**Task to carry out**
Report all lines holding "Quốc".

***

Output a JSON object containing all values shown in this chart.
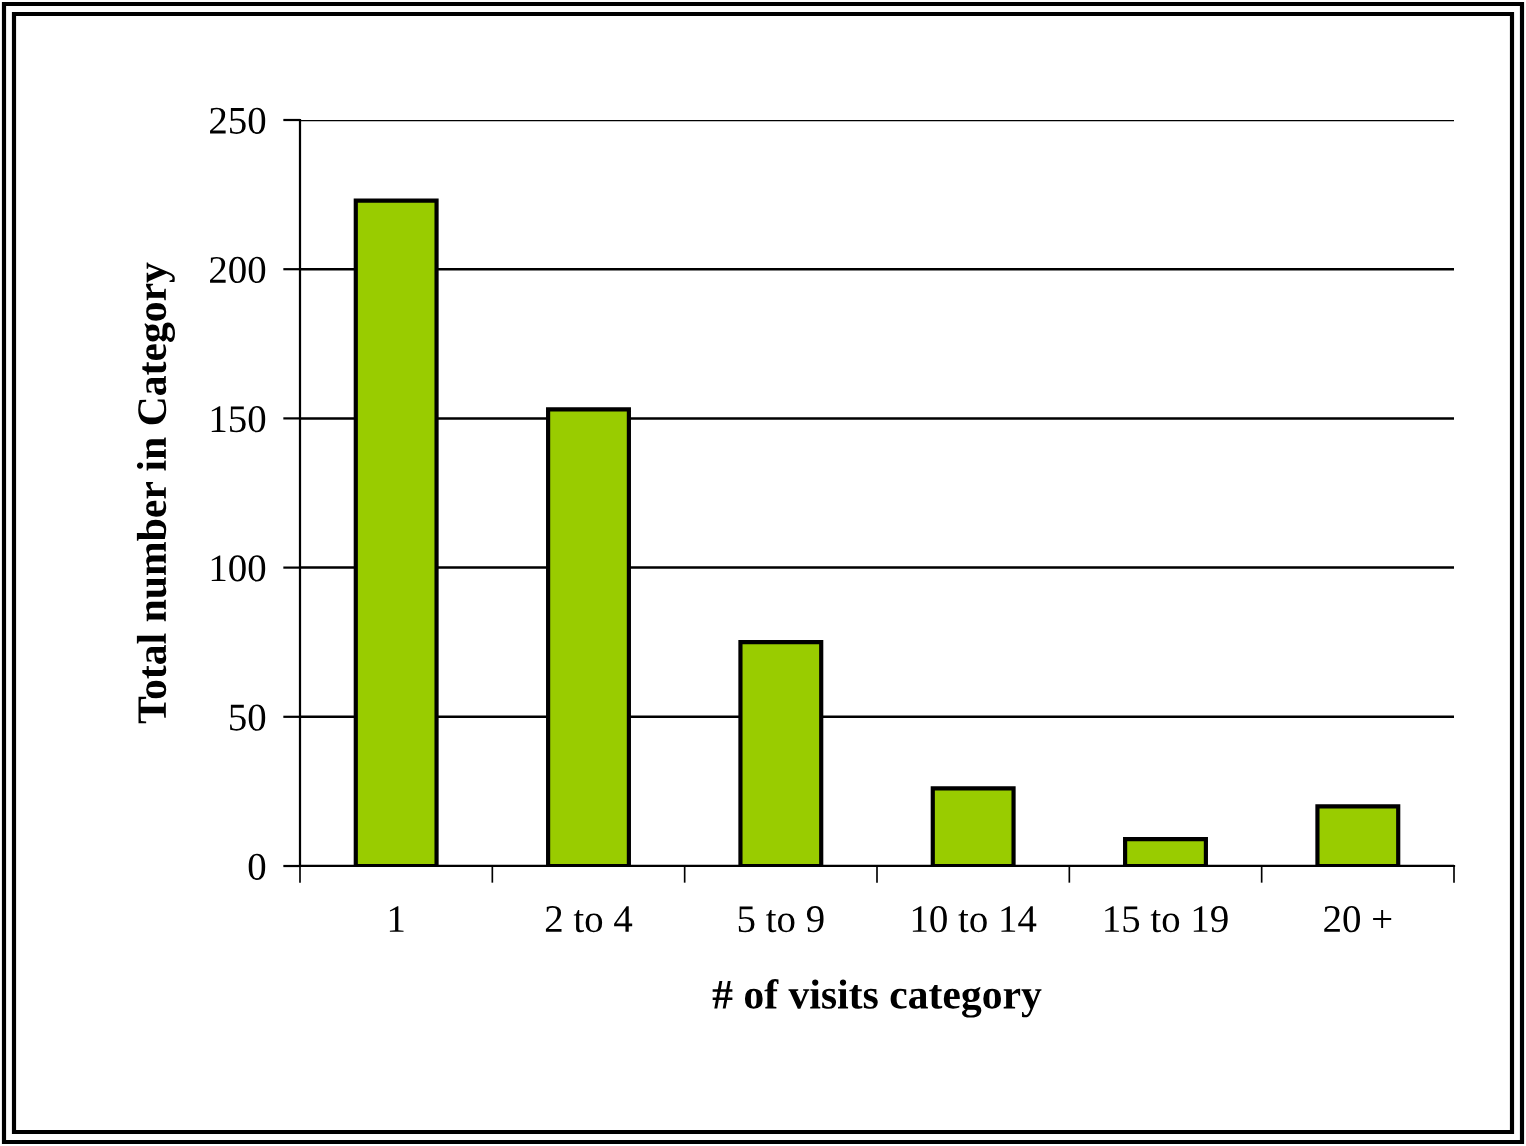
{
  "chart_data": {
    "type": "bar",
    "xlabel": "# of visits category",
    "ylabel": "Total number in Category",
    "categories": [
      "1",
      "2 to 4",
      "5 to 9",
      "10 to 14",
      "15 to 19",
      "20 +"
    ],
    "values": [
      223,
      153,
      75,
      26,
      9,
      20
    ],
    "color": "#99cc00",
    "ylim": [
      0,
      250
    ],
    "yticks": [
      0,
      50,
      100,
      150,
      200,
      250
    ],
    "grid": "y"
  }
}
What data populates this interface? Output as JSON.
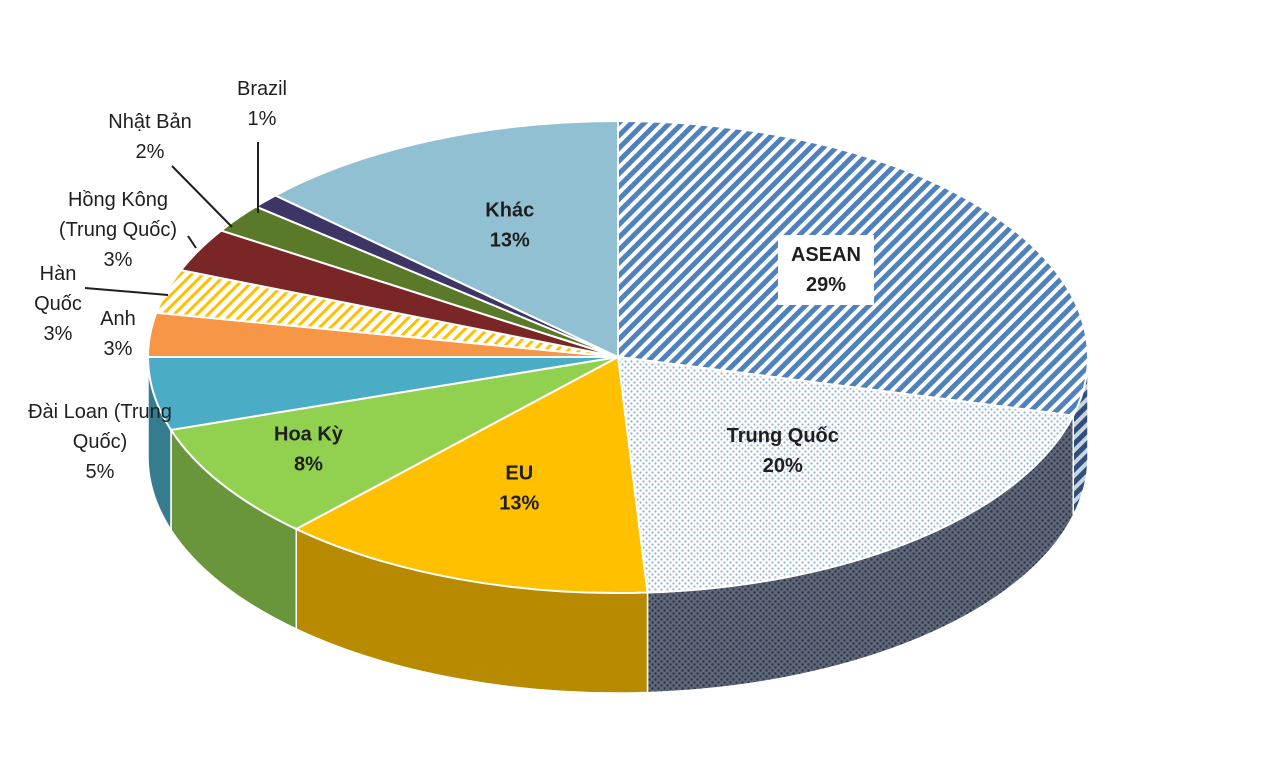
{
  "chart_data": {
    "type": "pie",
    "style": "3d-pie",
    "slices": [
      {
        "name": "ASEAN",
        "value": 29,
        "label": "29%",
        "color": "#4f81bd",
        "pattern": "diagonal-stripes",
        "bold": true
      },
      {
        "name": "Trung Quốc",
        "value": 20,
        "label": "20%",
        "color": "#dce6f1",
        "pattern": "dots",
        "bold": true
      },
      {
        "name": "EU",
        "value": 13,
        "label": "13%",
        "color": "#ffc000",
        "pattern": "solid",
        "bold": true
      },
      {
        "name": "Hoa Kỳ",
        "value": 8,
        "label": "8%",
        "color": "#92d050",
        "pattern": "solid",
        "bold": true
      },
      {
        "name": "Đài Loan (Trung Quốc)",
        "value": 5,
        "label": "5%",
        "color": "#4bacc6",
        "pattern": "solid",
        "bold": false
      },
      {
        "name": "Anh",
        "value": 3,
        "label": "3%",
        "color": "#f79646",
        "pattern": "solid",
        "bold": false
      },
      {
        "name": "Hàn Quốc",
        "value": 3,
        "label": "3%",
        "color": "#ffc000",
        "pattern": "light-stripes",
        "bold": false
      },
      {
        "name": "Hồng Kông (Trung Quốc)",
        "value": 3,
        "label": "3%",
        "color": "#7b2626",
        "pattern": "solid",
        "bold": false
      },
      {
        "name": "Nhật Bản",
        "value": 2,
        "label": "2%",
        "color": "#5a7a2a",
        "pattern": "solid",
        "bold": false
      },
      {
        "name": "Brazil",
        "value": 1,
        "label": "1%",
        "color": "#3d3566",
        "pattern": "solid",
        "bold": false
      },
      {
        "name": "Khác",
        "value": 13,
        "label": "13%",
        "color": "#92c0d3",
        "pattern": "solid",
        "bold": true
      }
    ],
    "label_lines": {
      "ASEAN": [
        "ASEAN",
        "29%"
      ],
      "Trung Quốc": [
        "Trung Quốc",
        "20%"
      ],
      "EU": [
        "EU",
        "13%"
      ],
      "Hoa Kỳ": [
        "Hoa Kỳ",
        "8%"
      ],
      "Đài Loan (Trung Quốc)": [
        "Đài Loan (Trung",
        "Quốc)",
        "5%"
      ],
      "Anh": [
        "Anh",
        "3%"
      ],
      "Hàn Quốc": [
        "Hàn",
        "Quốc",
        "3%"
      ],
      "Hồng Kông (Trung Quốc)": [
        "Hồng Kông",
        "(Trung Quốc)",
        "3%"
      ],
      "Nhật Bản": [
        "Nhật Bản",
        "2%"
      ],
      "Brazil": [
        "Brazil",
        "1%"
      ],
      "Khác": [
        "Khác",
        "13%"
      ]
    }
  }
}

***

**Worked answer**
        "name": "Trung Quốc",
        "name": "Đài Loan (Trung Quốc)",
        "name": "Hàn Quốc",
        "name": "Hồng Kông (Trung Quốc)",
      "Trung Quốc": [
        "Trung Quốc",
      "Đài Loan (Trung Quốc)": [
        "Quốc)",
      "Hàn Quốc": [
        "Quốc",
      "Hồng Kông (Trung Quốc)": [
        "(Trung Quốc)",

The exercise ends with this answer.